**Problem description:** Copy out all lines that carry the word "service".
========
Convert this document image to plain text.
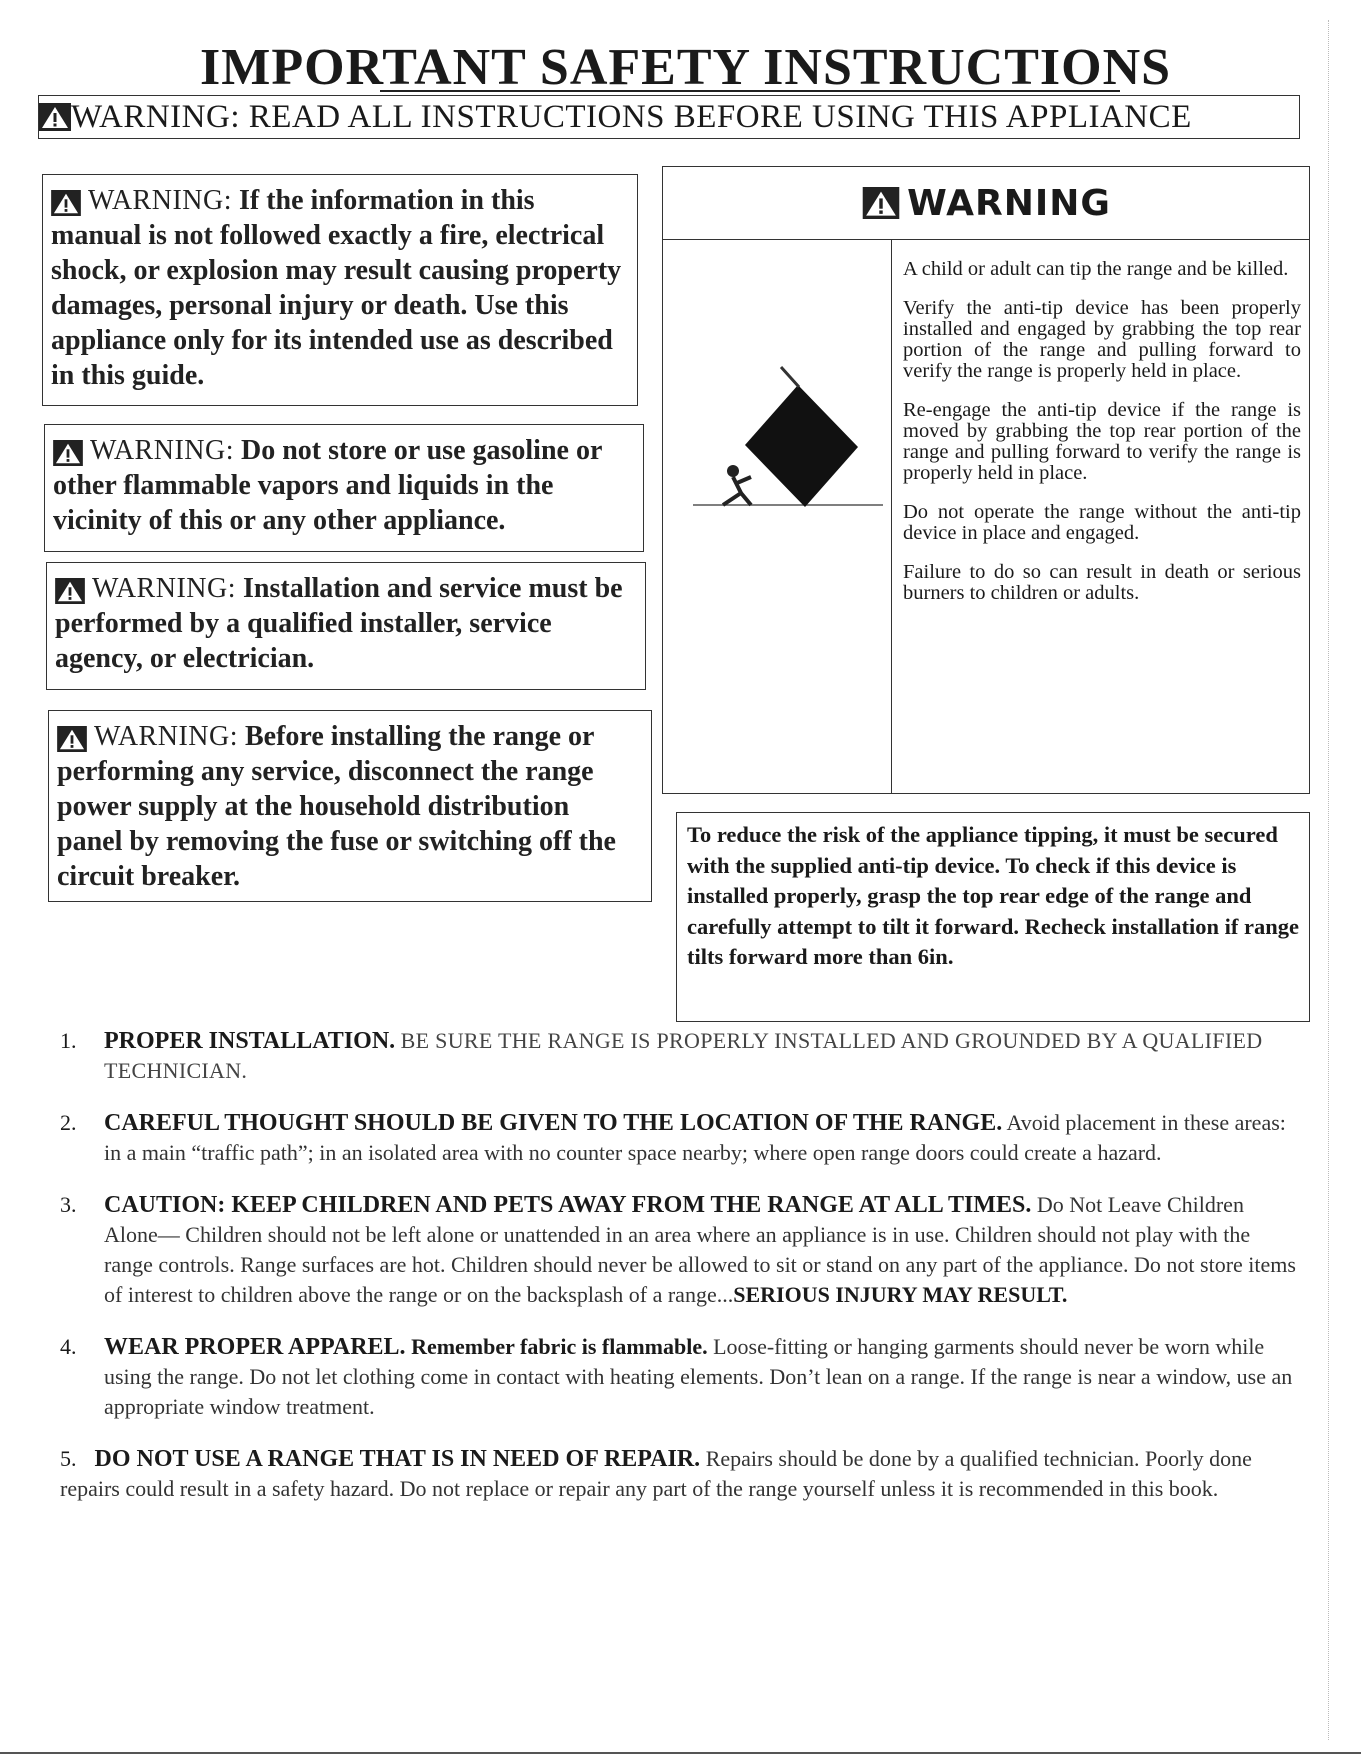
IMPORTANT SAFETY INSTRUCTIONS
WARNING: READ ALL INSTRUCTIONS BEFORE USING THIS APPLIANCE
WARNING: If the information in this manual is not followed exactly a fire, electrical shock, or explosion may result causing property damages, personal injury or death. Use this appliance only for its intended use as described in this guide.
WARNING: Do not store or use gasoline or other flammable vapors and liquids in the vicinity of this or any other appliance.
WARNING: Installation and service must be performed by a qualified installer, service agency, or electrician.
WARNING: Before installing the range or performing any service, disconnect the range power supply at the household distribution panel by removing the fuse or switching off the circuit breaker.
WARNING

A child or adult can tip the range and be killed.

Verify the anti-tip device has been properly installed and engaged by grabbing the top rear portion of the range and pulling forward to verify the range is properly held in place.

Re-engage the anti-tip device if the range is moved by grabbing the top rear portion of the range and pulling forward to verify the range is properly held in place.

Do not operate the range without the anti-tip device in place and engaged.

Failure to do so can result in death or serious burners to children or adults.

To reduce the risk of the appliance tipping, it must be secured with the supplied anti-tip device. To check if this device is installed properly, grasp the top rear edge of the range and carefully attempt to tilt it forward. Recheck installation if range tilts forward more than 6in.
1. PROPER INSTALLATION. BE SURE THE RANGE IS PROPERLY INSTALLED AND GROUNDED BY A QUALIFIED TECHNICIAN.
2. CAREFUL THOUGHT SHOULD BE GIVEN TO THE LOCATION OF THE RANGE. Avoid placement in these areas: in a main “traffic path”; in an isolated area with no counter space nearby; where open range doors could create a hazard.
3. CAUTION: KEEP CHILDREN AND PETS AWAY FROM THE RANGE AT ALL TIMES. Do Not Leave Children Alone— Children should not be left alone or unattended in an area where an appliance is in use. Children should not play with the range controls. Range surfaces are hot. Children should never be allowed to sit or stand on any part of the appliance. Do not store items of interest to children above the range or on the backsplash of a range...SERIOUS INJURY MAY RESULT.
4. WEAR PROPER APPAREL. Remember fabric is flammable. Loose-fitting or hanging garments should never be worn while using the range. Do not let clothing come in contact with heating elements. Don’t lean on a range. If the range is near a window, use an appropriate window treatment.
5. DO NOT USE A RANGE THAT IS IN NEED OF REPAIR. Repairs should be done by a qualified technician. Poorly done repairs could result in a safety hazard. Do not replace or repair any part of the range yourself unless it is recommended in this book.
========
**Right answer:**
WARNING: Installation and service must be performed by a qualified installer, service agency, or electrician.
WARNING: Before installing the range or performing any service, disconnect the range power supply at the household distribution panel by removing the fuse or switching off the circuit breaker.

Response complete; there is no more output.